Directive
Filter the data below for the string "дезинфекционной" and copy each matching line.

Provided information
_ _ _ _ _
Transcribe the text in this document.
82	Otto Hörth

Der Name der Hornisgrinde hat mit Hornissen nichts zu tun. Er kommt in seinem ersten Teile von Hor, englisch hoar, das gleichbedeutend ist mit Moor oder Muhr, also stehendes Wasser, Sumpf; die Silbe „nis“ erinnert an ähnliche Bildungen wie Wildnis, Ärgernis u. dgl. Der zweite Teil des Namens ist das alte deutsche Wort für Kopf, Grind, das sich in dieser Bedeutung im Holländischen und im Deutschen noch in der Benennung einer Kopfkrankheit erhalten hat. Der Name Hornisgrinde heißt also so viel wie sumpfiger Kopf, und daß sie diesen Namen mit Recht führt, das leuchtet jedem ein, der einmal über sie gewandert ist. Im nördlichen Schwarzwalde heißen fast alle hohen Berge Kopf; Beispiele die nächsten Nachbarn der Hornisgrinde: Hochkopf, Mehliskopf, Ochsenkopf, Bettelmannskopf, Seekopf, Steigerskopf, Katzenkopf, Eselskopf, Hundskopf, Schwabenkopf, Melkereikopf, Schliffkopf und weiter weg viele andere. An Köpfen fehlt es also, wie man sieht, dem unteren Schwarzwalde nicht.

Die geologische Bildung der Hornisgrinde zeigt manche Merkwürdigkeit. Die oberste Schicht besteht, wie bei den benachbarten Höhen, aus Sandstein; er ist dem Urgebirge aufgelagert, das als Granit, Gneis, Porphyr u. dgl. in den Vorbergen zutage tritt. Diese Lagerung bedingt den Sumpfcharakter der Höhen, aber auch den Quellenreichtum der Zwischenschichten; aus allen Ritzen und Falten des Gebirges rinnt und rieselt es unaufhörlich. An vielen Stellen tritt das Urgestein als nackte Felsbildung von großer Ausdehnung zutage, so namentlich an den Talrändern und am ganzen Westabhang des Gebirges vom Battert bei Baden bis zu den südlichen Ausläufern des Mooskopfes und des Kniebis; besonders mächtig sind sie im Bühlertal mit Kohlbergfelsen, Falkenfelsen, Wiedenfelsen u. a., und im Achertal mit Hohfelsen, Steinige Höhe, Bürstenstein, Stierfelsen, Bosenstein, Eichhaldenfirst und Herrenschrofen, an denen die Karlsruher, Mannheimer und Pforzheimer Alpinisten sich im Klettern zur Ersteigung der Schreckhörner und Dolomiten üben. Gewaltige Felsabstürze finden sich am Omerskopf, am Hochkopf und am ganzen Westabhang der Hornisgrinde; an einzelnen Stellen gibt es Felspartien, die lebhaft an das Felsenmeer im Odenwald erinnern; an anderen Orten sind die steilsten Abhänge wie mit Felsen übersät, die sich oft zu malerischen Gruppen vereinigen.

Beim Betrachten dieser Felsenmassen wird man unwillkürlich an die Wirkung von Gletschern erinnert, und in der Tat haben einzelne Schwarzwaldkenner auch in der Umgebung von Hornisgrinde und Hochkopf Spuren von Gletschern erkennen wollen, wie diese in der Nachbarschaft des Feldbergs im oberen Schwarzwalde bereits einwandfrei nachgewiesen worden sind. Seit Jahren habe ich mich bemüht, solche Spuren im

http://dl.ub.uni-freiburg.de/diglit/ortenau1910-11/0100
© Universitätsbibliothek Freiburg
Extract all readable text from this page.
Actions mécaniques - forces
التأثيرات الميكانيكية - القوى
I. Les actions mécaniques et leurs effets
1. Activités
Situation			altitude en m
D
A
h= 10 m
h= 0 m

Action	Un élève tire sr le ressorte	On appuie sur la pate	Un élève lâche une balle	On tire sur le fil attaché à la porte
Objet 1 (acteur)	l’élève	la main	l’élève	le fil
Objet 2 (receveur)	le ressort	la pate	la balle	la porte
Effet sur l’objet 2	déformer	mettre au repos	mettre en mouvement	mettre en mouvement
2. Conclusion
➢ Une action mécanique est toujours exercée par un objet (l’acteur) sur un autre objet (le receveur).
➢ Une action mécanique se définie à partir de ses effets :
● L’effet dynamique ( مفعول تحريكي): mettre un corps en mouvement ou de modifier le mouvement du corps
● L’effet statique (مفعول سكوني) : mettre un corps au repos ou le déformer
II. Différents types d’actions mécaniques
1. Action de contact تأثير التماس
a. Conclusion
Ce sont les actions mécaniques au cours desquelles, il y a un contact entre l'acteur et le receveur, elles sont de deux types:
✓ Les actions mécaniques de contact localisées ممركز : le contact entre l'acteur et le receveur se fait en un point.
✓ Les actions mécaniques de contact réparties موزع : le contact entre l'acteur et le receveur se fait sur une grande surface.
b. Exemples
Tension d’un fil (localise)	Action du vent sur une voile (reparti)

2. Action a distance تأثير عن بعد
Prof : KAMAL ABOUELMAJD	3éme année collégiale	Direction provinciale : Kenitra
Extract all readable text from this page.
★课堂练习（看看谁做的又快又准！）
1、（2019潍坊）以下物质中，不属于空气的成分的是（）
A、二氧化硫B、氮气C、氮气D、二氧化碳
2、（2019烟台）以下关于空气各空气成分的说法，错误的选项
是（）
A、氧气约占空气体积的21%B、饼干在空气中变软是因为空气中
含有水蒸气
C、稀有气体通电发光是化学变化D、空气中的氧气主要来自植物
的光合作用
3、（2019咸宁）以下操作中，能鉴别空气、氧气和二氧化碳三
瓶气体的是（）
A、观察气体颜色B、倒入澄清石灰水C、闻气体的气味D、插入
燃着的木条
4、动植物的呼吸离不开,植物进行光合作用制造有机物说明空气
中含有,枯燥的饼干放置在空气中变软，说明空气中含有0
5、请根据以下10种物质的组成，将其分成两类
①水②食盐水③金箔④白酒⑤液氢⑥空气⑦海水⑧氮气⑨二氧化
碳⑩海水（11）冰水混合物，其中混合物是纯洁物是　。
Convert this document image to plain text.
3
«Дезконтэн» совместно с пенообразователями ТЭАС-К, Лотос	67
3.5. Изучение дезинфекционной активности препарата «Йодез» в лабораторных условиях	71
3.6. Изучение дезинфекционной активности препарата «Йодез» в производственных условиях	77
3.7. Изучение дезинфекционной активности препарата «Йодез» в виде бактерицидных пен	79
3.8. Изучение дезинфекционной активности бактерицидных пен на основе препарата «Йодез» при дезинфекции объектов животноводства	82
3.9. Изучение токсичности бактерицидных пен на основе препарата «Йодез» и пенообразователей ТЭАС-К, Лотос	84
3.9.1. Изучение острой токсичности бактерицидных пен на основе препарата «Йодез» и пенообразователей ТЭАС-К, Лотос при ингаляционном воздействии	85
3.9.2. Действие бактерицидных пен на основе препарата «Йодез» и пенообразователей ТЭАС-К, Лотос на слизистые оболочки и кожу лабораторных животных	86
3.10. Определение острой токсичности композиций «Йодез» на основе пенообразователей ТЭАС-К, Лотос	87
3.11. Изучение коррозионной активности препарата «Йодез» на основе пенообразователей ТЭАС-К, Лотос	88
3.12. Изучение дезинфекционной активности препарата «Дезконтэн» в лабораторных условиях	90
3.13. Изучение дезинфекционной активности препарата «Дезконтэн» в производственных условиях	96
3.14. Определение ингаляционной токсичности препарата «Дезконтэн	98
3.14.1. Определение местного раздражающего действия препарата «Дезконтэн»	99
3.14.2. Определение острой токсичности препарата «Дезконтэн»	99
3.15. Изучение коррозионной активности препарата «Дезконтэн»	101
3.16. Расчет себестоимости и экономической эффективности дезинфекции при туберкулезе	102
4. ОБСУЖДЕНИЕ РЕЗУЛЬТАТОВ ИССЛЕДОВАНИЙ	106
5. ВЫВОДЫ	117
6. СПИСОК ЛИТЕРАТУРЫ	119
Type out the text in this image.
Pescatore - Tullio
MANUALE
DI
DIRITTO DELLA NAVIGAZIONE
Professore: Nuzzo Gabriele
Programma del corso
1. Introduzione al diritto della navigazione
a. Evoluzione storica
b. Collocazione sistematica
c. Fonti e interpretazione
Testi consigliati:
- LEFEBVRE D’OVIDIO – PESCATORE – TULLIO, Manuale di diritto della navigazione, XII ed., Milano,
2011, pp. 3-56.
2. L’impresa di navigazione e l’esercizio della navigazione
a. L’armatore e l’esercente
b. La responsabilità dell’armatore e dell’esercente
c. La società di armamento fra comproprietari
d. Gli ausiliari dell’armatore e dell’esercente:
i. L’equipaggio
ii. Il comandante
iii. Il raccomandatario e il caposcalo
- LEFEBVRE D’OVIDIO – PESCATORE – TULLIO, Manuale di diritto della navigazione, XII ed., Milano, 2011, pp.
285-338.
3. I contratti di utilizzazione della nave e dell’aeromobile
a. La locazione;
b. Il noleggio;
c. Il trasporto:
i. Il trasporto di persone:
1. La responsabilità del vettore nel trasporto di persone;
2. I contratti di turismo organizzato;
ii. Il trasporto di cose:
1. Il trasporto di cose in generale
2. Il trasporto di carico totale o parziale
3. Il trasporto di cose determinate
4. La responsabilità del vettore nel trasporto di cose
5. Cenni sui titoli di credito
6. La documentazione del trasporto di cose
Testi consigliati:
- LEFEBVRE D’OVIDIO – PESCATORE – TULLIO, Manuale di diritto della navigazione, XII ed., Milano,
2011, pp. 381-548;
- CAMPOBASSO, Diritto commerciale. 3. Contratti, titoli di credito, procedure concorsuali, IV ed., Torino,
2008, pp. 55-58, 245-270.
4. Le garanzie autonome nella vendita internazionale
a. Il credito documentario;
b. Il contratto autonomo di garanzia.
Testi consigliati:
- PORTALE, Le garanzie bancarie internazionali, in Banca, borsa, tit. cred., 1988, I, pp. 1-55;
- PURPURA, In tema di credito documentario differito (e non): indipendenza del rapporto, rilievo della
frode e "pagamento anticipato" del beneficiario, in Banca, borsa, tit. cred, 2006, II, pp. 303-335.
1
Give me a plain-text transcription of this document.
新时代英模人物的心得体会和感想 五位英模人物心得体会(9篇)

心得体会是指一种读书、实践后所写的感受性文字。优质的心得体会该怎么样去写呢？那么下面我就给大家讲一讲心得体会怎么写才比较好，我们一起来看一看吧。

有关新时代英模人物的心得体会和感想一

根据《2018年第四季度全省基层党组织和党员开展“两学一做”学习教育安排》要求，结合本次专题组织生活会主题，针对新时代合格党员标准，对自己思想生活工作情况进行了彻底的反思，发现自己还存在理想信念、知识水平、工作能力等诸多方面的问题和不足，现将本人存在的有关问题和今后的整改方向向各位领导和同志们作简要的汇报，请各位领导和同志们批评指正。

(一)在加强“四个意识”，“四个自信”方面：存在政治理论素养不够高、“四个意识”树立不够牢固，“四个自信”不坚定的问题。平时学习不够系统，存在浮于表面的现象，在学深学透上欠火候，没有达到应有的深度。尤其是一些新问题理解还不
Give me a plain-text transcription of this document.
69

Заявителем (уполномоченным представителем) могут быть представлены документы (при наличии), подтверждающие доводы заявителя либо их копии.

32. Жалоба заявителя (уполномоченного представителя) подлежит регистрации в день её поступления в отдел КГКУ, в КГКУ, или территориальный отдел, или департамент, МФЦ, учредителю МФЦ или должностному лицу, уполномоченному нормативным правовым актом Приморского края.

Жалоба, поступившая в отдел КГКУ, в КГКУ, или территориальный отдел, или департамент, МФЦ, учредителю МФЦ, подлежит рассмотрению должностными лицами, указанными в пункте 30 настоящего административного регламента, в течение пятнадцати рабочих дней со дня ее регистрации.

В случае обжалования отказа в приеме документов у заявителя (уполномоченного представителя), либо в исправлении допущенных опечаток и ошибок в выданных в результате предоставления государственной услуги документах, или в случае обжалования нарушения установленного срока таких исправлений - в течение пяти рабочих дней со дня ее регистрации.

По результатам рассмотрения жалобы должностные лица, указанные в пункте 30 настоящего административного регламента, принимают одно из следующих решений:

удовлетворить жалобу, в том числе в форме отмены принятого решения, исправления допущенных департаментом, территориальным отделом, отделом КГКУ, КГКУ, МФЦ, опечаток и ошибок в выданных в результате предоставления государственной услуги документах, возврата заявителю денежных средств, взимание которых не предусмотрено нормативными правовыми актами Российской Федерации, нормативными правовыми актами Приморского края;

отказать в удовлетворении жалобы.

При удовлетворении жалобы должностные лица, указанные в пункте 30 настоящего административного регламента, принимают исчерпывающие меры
_ _ _ _ _
Output for this exercise
3.5. Изучение дезинфекционной активности препарата «Йодез» в лабораторных условиях	71
3.6. Изучение дезинфекционной активности препарата «Йодез» в производственных условиях	77
3.7. Изучение дезинфекционной активности препарата «Йодез» в виде бактерицидных пен	79
3.8. Изучение дезинфекционной активности бактерицидных пен на основе препарата «Йодез» при дезинфекции объектов животноводства	82
3.12. Изучение дезинфекционной активности препарата «Дезконтэн» в лабораторных условиях	90
3.13. Изучение дезинфекционной активности препарата «Дезконтэн» в производственных условиях	96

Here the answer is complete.